Given task: The entries below should be given again exactly, minus their pictures.

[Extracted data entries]
+++

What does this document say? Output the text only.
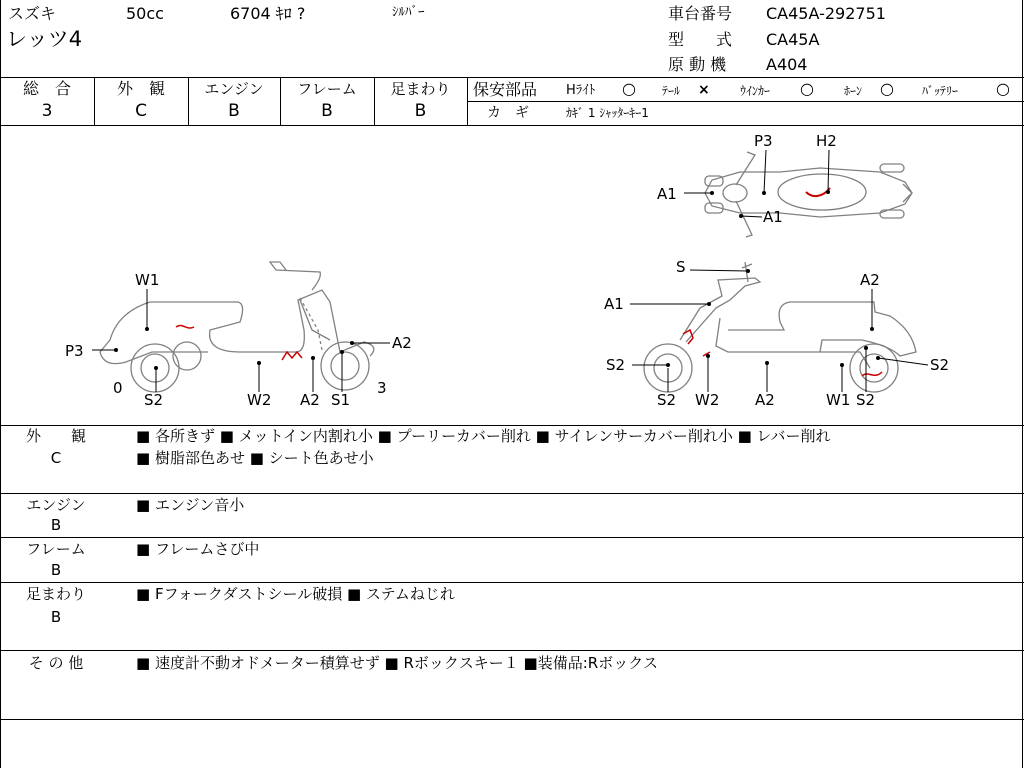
スズキ	50cc	6704 ｷﾛ ?	ｼﾙﾊﾞｰ
レッツ4
車台番号 CA45A-292751
型　　式 CA45A
原 動 機 A404
総　合
3
外　観
C
エンジン
B
フレーム
B
足まわり
B
保安部品 Hﾗｲﾄ ○ ﾃｰﾙ ×	ｳｲﾝｶｰ ○	ﾎｰﾝ ○ ﾊﾞｯﾃﾘｰ ○
カ　ギ	ｶｷﾞ 1 ｼｬｯﾀｰｷｰ1
P3	H2
A1
A1
W1
P3	A2
0
S2	W2 A2 S1
3
S
A2
A1
S2	S2
W2 A2	W1 S2
S2
外　　観
C
■ 各所きず ■ メットイン内割れ小 ■ プーリーカバー削れ ■ サイレンサーカバー削れ小 ■ レバー削れ
■ 樹脂部色あせ ■ シート色あせ小
エンジン
B
■ エンジン音小
フレーム
B
■ フレームさび中
足まわり
B
■ Fフォークダストシール破損 ■ ステムねじれ
そ の 他	■ 速度計不動オドメーター積算せず ■ Rボックスキー１ ■装備品:Rボックス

+++

Correct answer:
What does this document say? Output the text only.
スズキ	50cc	6704 ｷﾛ ?	ｼﾙﾊﾞｰ
レッツ4
車台番号 CA45A-292751
型　　式 CA45A
原 動 機 A404
総　合
3
外　観
C
エンジン
B
フレーム
B
足まわり
B
保安部品 Hﾗｲﾄ ○ ﾃｰﾙ ×	ｳｲﾝｶｰ ○	ﾎｰﾝ ○ ﾊﾞｯﾃﾘｰ ○
カ　ギ	ｶｷﾞ 1 ｼｬｯﾀｰｷｰ1
P3	H2
A1
A1
W1
P3	A2
0
S2	W2 A2 S1
3
S
A2
A1
S2	S2
W2 A2	W1 S2
S2
外　　観
C
■ 各所きず ■ メットイン内割れ小 ■ プーリーカバー削れ ■ サイレンサーカバー削れ小 ■ レバー削れ
■ 樹脂部色あせ ■ シート色あせ小
エンジン
B
■ エンジン音小
フレーム
B
■ フレームさび中
足まわり
B
■ Fフォークダストシール破損 ■ ステムねじれ
そ の 他	■ 速度計不動オドメーター積算せず ■ Rボックスキー１ ■装備品:Rボックス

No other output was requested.